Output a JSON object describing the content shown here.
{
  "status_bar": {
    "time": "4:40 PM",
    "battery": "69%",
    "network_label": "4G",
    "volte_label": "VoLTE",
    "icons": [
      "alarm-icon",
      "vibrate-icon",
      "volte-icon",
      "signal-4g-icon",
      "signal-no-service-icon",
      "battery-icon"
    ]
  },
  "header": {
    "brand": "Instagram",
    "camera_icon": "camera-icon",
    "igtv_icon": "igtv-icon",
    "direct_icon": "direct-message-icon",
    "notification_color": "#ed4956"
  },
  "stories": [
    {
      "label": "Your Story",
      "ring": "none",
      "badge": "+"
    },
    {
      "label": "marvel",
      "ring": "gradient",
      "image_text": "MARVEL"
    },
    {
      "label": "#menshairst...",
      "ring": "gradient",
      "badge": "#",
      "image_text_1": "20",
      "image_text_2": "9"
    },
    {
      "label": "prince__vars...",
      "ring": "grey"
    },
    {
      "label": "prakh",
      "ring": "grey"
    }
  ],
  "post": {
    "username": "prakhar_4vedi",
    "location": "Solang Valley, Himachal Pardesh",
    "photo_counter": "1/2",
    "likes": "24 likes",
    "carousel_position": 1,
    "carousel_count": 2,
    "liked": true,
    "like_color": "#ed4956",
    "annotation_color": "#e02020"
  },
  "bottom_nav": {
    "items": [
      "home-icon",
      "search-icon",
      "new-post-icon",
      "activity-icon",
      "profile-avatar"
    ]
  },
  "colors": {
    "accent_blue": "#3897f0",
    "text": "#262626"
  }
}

_TASK OBJECTIVE_: Please reproduce every line of the material word for word.

_RESULT_:
Output a JSON object describing the content shown here.
{
  "status_bar": {
    "time": "4:40 PM",
    "battery": "69%",
    "network_label": "4G",
    "volte_label": "VoLTE",
    "icons": [
      "alarm-icon",
      "vibrate-icon",
      "volte-icon",
      "signal-4g-icon",
      "signal-no-service-icon",
      "battery-icon"
    ]
  },
  "header": {
    "brand": "Instagram",
    "camera_icon": "camera-icon",
    "igtv_icon": "igtv-icon",
    "direct_icon": "direct-message-icon",
    "notification_color": "#ed4956"
  },
  "stories": [
    {
      "label": "Your Story",
      "ring": "none",
      "badge": "+"
    },
    {
      "label": "marvel",
      "ring": "gradient",
      "image_text": "MARVEL"
    },
    {
      "label": "#menshairst...",
      "ring": "gradient",
      "badge": "#",
      "image_text_1": "20",
      "image_text_2": "9"
    },
    {
      "label": "prince__vars...",
      "ring": "grey"
    },
    {
      "label": "prakh",
      "ring": "grey"
    }
  ],
  "post": {
    "username": "prakhar_4vedi",
    "location": "Solang Valley, Himachal Pardesh",
    "photo_counter": "1/2",
    "likes": "24 likes",
    "carousel_position": 1,
    "carousel_count": 2,
    "liked": true,
    "like_color": "#ed4956",
    "annotation_color": "#e02020"
  },
  "bottom_nav": {
    "items": [
      "home-icon",
      "search-icon",
      "new-post-icon",
      "activity-icon",
      "profile-avatar"
    ]
  },
  "colors": {
    "accent_blue": "#3897f0",
    "text": "#262626"
  }
}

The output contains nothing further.